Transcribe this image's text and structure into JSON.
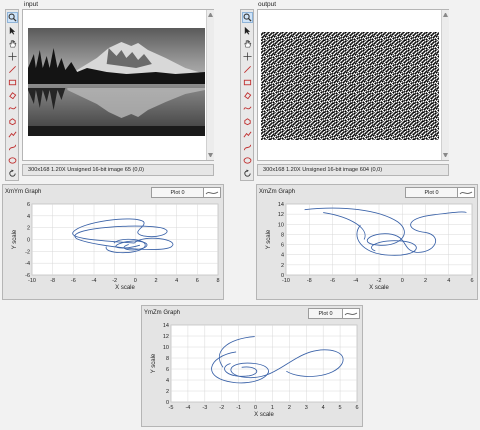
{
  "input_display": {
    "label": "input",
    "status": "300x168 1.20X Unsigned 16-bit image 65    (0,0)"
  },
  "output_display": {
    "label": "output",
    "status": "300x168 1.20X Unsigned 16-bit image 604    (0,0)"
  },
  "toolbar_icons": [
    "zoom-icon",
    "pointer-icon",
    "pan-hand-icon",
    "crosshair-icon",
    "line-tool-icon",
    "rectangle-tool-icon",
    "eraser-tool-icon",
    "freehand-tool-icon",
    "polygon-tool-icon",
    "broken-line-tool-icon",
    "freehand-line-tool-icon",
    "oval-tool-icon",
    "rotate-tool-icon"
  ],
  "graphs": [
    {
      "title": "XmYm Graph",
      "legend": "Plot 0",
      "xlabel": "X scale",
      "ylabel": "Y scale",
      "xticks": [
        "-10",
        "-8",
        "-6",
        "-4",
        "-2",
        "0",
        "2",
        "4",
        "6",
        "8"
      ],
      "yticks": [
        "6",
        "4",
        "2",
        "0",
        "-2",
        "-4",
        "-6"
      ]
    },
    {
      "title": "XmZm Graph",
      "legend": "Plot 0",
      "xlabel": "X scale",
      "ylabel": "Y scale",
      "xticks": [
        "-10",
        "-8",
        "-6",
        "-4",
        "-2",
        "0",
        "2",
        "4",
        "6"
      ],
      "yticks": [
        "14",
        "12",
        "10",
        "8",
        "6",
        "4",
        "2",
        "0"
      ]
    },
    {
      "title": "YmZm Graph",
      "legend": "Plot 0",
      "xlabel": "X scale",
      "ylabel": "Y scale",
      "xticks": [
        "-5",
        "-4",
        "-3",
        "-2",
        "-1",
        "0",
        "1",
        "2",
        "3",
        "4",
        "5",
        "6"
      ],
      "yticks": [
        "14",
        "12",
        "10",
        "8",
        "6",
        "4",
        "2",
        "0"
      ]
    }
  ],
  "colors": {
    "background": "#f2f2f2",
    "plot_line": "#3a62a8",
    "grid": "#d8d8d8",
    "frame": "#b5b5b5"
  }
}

..........

▸ **TASK DESCRIPTION**:
An exact transcription of all the entries is required, without the pictures.

▸ **TASK RESPONSE**:
Transcribe this image's text and structure into JSON.
{
  "input_display": {
    "label": "input",
    "status": "300x168 1.20X Unsigned 16-bit image 65    (0,0)"
  },
  "output_display": {
    "label": "output",
    "status": "300x168 1.20X Unsigned 16-bit image 604    (0,0)"
  },
  "toolbar_icons": [
    "zoom-icon",
    "pointer-icon",
    "pan-hand-icon",
    "crosshair-icon",
    "line-tool-icon",
    "rectangle-tool-icon",
    "eraser-tool-icon",
    "freehand-tool-icon",
    "polygon-tool-icon",
    "broken-line-tool-icon",
    "freehand-line-tool-icon",
    "oval-tool-icon",
    "rotate-tool-icon"
  ],
  "graphs": [
    {
      "title": "XmYm Graph",
      "legend": "Plot 0",
      "xlabel": "X scale",
      "ylabel": "Y scale",
      "xticks": [
        "-10",
        "-8",
        "-6",
        "-4",
        "-2",
        "0",
        "2",
        "4",
        "6",
        "8"
      ],
      "yticks": [
        "6",
        "4",
        "2",
        "0",
        "-2",
        "-4",
        "-6"
      ]
    },
    {
      "title": "XmZm Graph",
      "legend": "Plot 0",
      "xlabel": "X scale",
      "ylabel": "Y scale",
      "xticks": [
        "-10",
        "-8",
        "-6",
        "-4",
        "-2",
        "0",
        "2",
        "4",
        "6"
      ],
      "yticks": [
        "14",
        "12",
        "10",
        "8",
        "6",
        "4",
        "2",
        "0"
      ]
    },
    {
      "title": "YmZm Graph",
      "legend": "Plot 0",
      "xlabel": "X scale",
      "ylabel": "Y scale",
      "xticks": [
        "-5",
        "-4",
        "-3",
        "-2",
        "-1",
        "0",
        "1",
        "2",
        "3",
        "4",
        "5",
        "6"
      ],
      "yticks": [
        "14",
        "12",
        "10",
        "8",
        "6",
        "4",
        "2",
        "0"
      ]
    }
  ],
  "colors": {
    "background": "#f2f2f2",
    "plot_line": "#3a62a8",
    "grid": "#d8d8d8",
    "frame": "#b5b5b5"
  }
}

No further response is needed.